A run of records
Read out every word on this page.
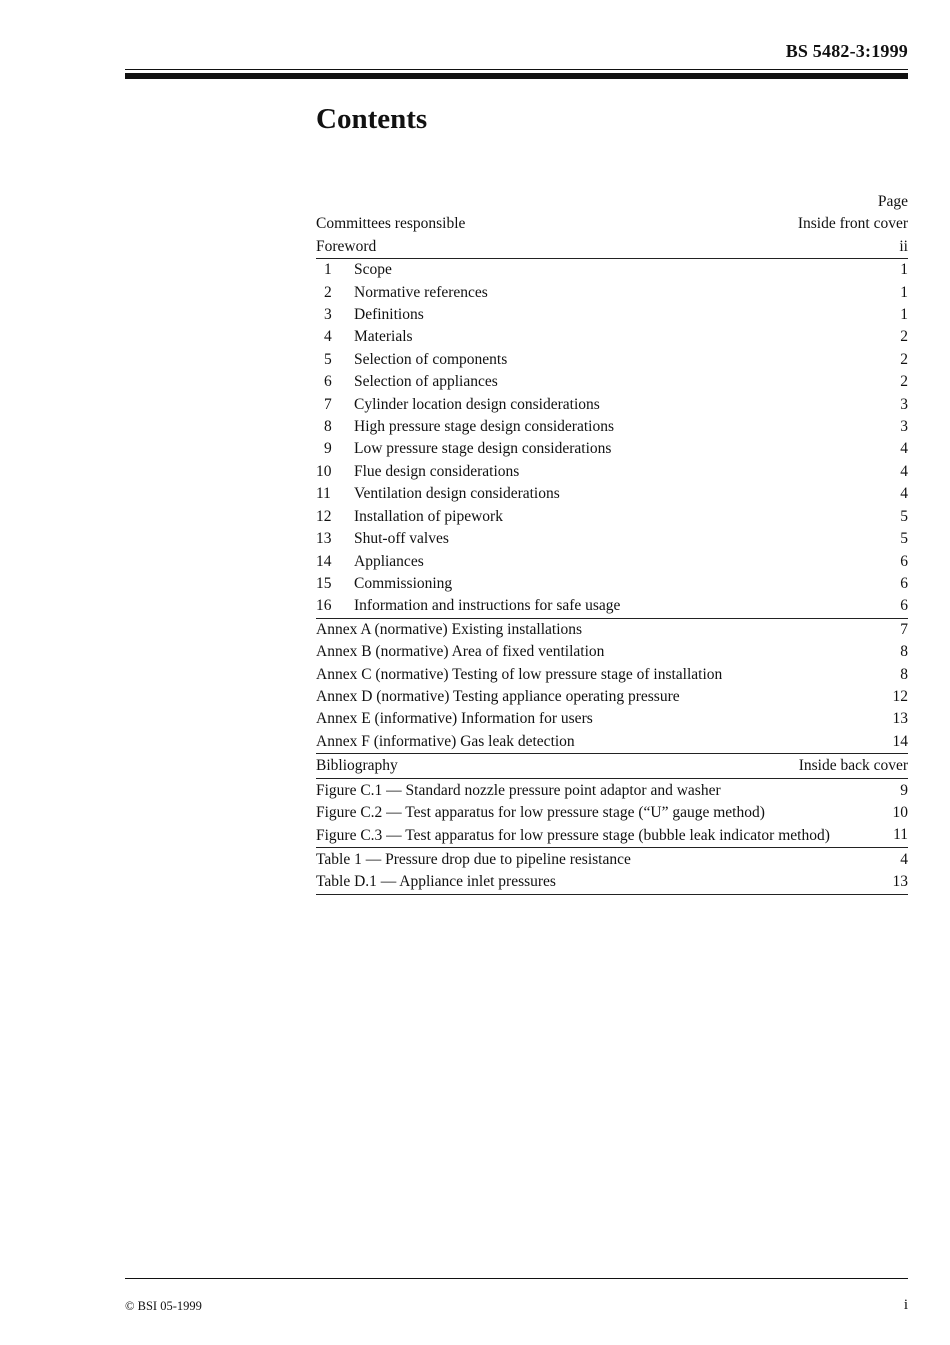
BS 5482-3:1999
Contents
Page
Committees responsible	Inside front cover
Foreword	ii
1 Scope	1
2 Normative references	1
3 Definitions	1
4 Materials	2
5 Selection of components	2
6 Selection of appliances	2
7 Cylinder location design considerations	3
8 High pressure stage design considerations	3
9 Low pressure stage design considerations	4
10 Flue design considerations	4
11 Ventilation design considerations	4
12 Installation of pipework	5
13 Shut-off valves	5
14 Appliances	6
15 Commissioning	6
16 Information and instructions for safe usage	6
Annex A (normative) Existing installations	7
Annex B (normative) Area of fixed ventilation	8
Annex C (normative) Testing of low pressure stage of installation	8
Annex D (normative) Testing appliance operating pressure	12
Annex E (informative) Information for users	13
Annex F (informative) Gas leak detection	14
Bibliography	Inside back cover
Figure C.1 — Standard nozzle pressure point adaptor and washer	9
Figure C.2 — Test apparatus for low pressure stage (“U” gauge method)	10
Figure C.3 — Test apparatus for low pressure stage (bubble leak indicator method)	11
Table 1 — Pressure drop due to pipeline resistance	4
Table D.1 — Appliance inlet pressures	13
© BSI 05-1999	i
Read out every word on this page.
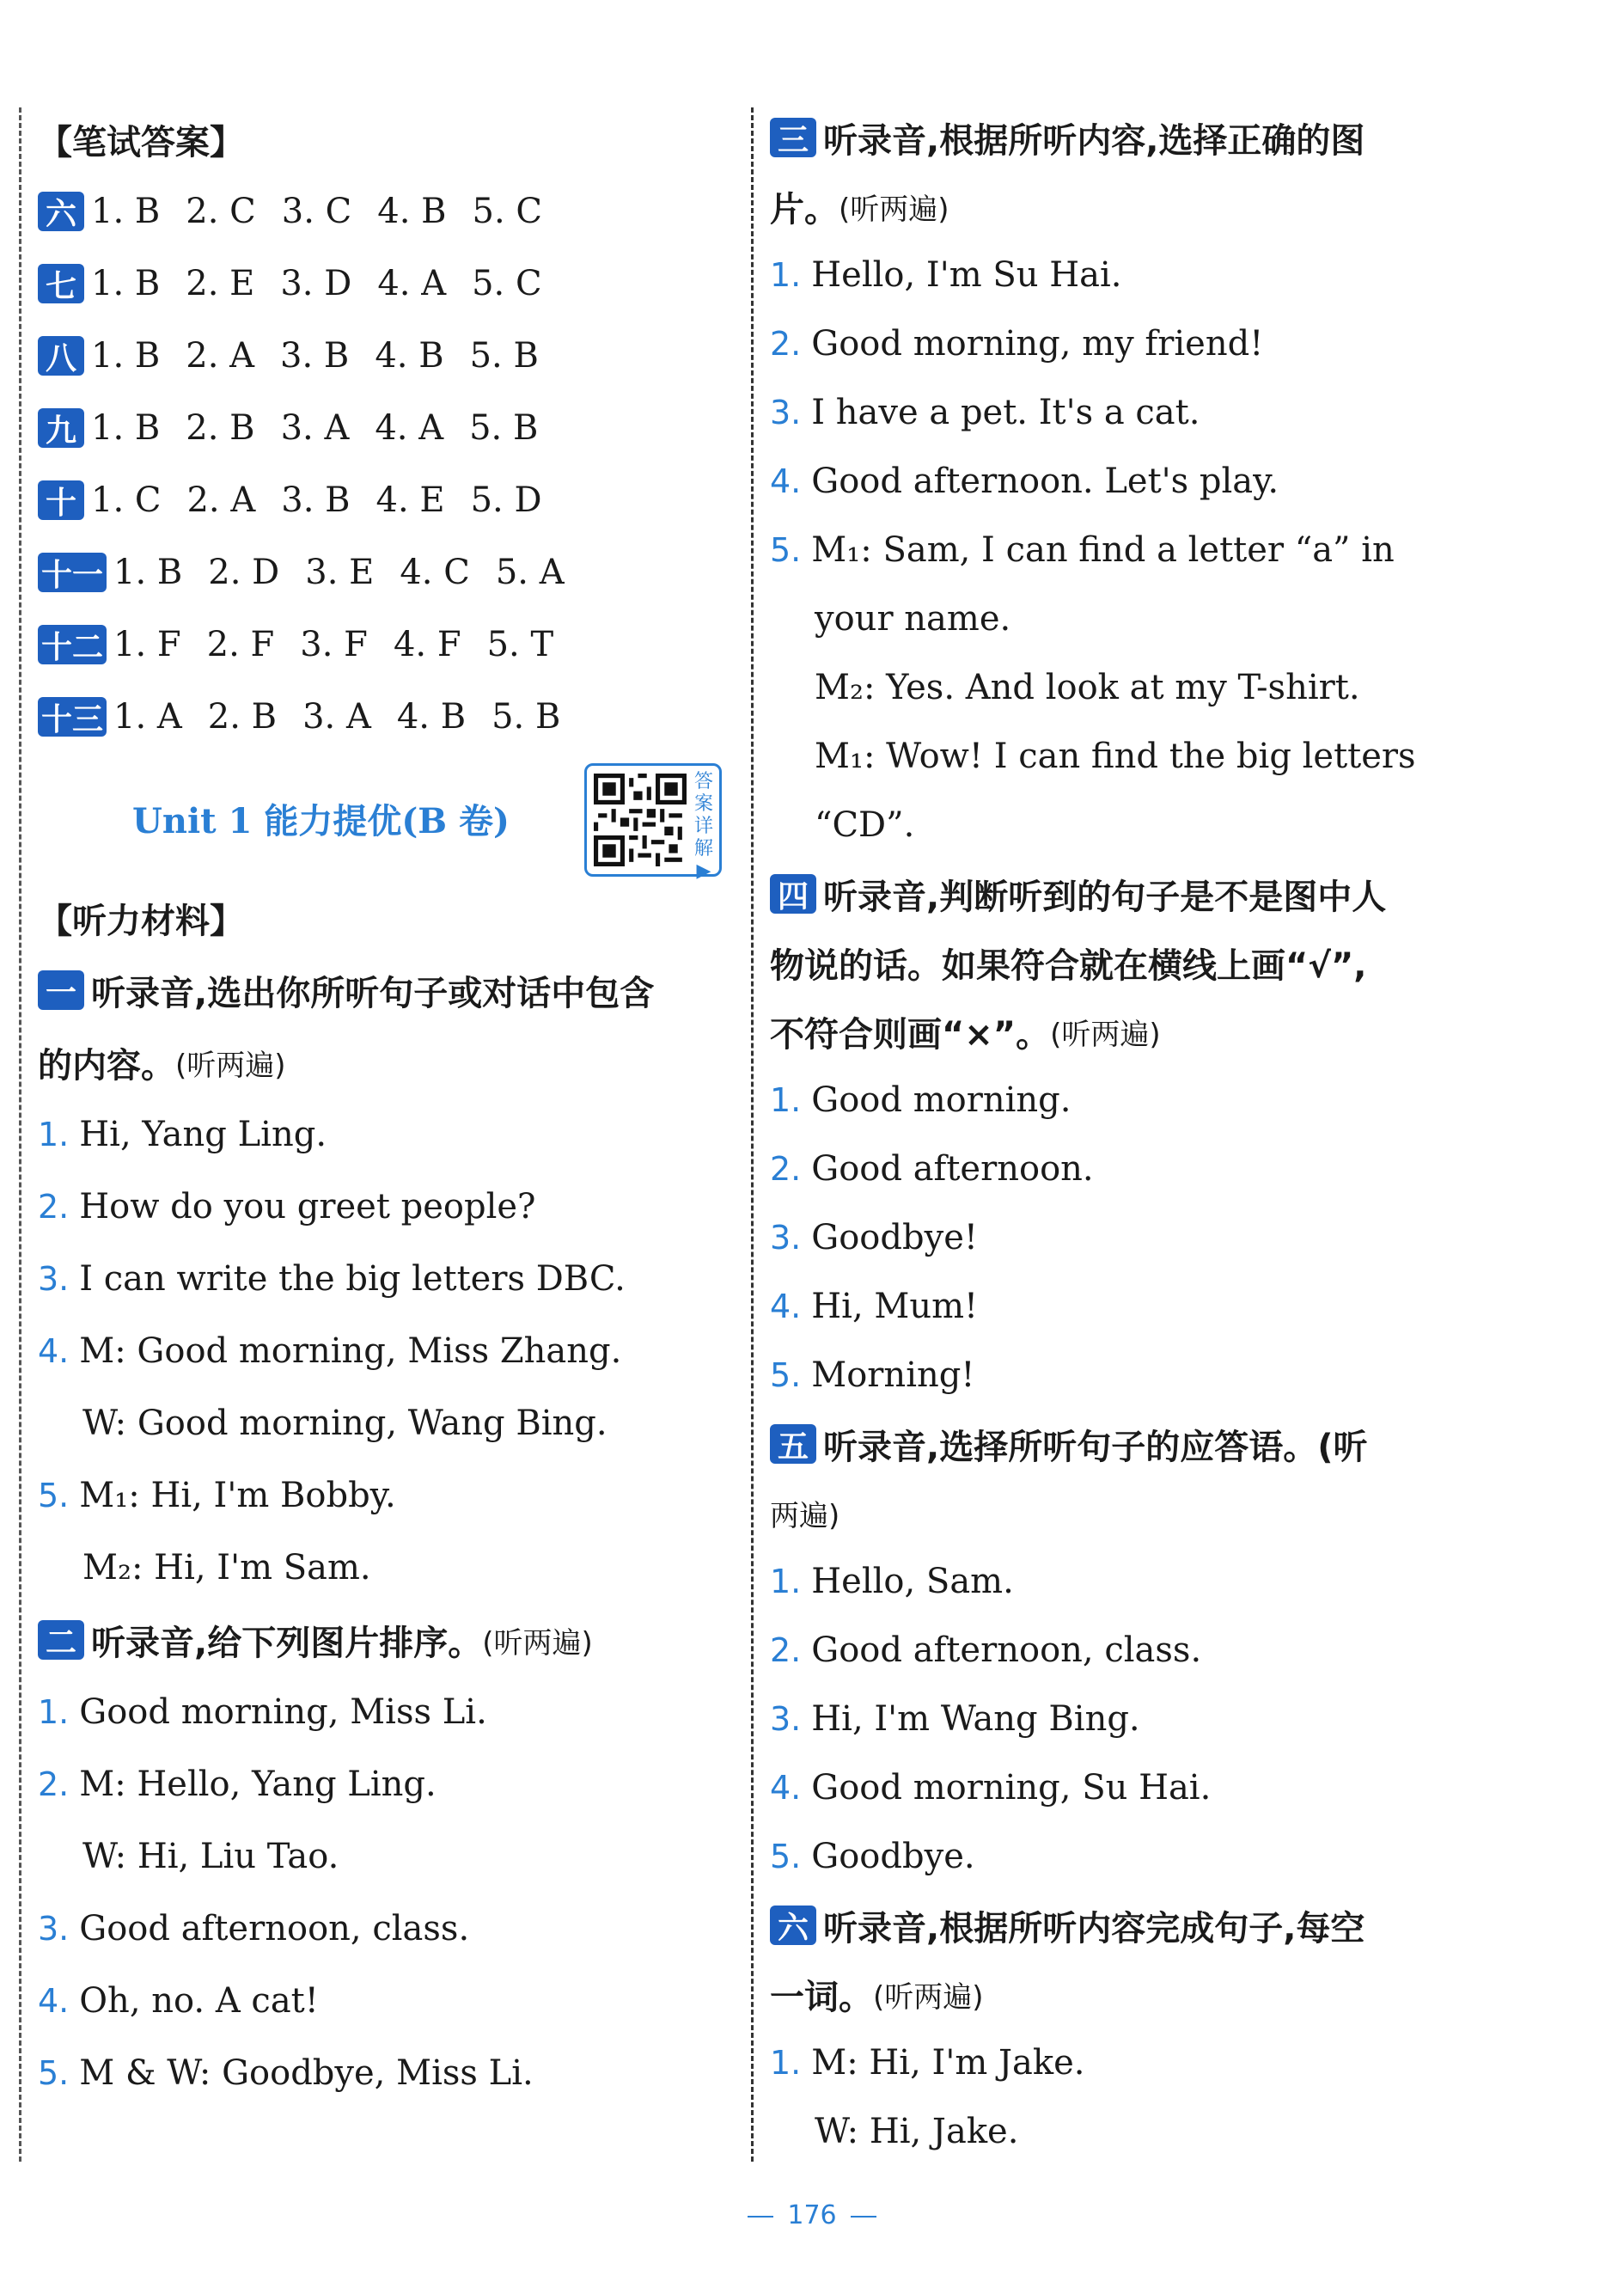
【笔试答案】
六 1. B 2. C 3. C 4. B 5. C
七 1. B 2. E 3. D 4. A 5. C
八 1. B 2. A 3. B 4. B 5. B
九 1. B 2. B 3. A 4. A 5. B
十 1. C 2. A 3. B 4. E 5. D
十一 1. B 2. D 3. E 4. C 5. A
十二 1. F 2. F 3. F 4. F 5. T
十三 1. A 2. B 3. A 4. B 5. B
Unit 1 能力提优(B 卷)
答
案
详
解
▶
【听力材料】
一 听录音,选出你所听句子或对话中包含
的内容。 (听两遍)
1. Hi, Yang Ling.
2. How do you greet people?
3. I can write the big letters DBC.
4. M: Good morning, Miss Zhang.
W: Good morning, Wang Bing.
5. M₁: Hi, I'm Bobby.
M₂: Hi, I'm Sam.
二 听录音,给下列图片排序。 (听两遍)
1. Good morning, Miss Li.
2. M: Hello, Yang Ling.
W: Hi, Liu Tao.
3. Good afternoon, class.
4. Oh, no. A cat!
5. M & W: Goodbye, Miss Li.
三 听录音,根据所听内容,选择正确的图
片。 (听两遍)
1. Hello, I'm Su Hai.
2. Good morning, my friend!
3. I have a pet. It's a cat.
4. Good afternoon. Let's play.
5. M₁: Sam, I can find a letter “a” in
your name.
M₂: Yes. And look at my T-shirt.
M₁: Wow! I can find the big letters
“CD”.
四 听录音,判断听到的句子是不是图中人
物说的话。如果符合就在横线上画“√”,
不符合则画“×”。 (听两遍)
1. Good morning.
2. Good afternoon.
3. Goodbye!
4. Hi, Mum!
5. Morning!
五 听录音,选择所听句子的应答语。(听
两遍)
1. Hello, Sam.
2. Good afternoon, class.
3. Hi, I'm Wang Bing.
4. Good morning, Su Hai.
5. Goodbye.
六 听录音,根据所听内容完成句子,每空
一词。 (听两遍)
1. M: Hi, I'm Jake.
W: Hi, Jake.
176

* [Direction]
Which lines in the listing above hold the word "Wang"? Show each of them.

* [Result for this exercise]
W: Good morning, Wang Bing.
3. Hi, I'm Wang Bing.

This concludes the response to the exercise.